◆ **Written instruction**:
Every line of the material below must be repeated exactly.

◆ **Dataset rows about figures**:

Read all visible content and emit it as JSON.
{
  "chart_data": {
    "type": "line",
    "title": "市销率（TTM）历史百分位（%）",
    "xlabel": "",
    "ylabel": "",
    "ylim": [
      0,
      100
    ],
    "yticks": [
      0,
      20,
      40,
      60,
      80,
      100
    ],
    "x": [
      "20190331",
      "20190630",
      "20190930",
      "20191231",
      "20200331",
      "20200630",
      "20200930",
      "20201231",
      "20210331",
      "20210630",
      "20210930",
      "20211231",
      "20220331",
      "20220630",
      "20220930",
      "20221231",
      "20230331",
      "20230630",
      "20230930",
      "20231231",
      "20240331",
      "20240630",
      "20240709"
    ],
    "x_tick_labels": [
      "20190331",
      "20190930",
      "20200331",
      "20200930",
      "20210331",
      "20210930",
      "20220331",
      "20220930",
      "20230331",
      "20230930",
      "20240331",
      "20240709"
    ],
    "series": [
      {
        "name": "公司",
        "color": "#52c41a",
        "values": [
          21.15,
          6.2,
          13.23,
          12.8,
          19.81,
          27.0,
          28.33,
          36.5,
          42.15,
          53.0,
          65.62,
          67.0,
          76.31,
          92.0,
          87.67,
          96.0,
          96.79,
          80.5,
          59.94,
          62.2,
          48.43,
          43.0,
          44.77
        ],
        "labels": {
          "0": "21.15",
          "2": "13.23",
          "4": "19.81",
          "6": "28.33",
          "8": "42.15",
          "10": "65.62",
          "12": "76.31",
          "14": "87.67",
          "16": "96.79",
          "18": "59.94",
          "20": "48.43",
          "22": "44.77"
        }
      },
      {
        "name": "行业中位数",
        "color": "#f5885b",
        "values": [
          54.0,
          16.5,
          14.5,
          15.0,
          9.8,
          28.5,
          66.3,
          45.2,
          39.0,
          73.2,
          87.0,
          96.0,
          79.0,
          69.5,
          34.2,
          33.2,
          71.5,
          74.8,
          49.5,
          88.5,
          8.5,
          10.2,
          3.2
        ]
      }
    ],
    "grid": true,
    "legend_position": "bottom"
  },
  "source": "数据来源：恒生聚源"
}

◆ **Correct answer**:
Read all visible content and emit it as JSON.
{
  "chart_data": {
    "type": "line",
    "title": "市销率（TTM）历史百分位（%）",
    "xlabel": "",
    "ylabel": "",
    "ylim": [
      0,
      100
    ],
    "yticks": [
      0,
      20,
      40,
      60,
      80,
      100
    ],
    "x": [
      "20190331",
      "20190630",
      "20190930",
      "20191231",
      "20200331",
      "20200630",
      "20200930",
      "20201231",
      "20210331",
      "20210630",
      "20210930",
      "20211231",
      "20220331",
      "20220630",
      "20220930",
      "20221231",
      "20230331",
      "20230630",
      "20230930",
      "20231231",
      "20240331",
      "20240630",
      "20240709"
    ],
    "x_tick_labels": [
      "20190331",
      "20190930",
      "20200331",
      "20200930",
      "20210331",
      "20210930",
      "20220331",
      "20220930",
      "20230331",
      "20230930",
      "20240331",
      "20240709"
    ],
    "series": [
      {
        "name": "公司",
        "color": "#52c41a",
        "values": [
          21.15,
          6.2,
          13.23,
          12.8,
          19.81,
          27.0,
          28.33,
          36.5,
          42.15,
          53.0,
          65.62,
          67.0,
          76.31,
          92.0,
          87.67,
          96.0,
          96.79,
          80.5,
          59.94,
          62.2,
          48.43,
          43.0,
          44.77
        ],
        "labels": {
          "0": "21.15",
          "2": "13.23",
          "4": "19.81",
          "6": "28.33",
          "8": "42.15",
          "10": "65.62",
          "12": "76.31",
          "14": "87.67",
          "16": "96.79",
          "18": "59.94",
          "20": "48.43",
          "22": "44.77"
        }
      },
      {
        "name": "行业中位数",
        "color": "#f5885b",
        "values": [
          54.0,
          16.5,
          14.5,
          15.0,
          9.8,
          28.5,
          66.3,
          45.2,
          39.0,
          73.2,
          87.0,
          96.0,
          79.0,
          69.5,
          34.2,
          33.2,
          71.5,
          74.8,
          49.5,
          88.5,
          8.5,
          10.2,
          3.2
        ]
      }
    ],
    "grid": true,
    "legend_position": "bottom"
  },
  "source": "数据来源：恒生聚源"
}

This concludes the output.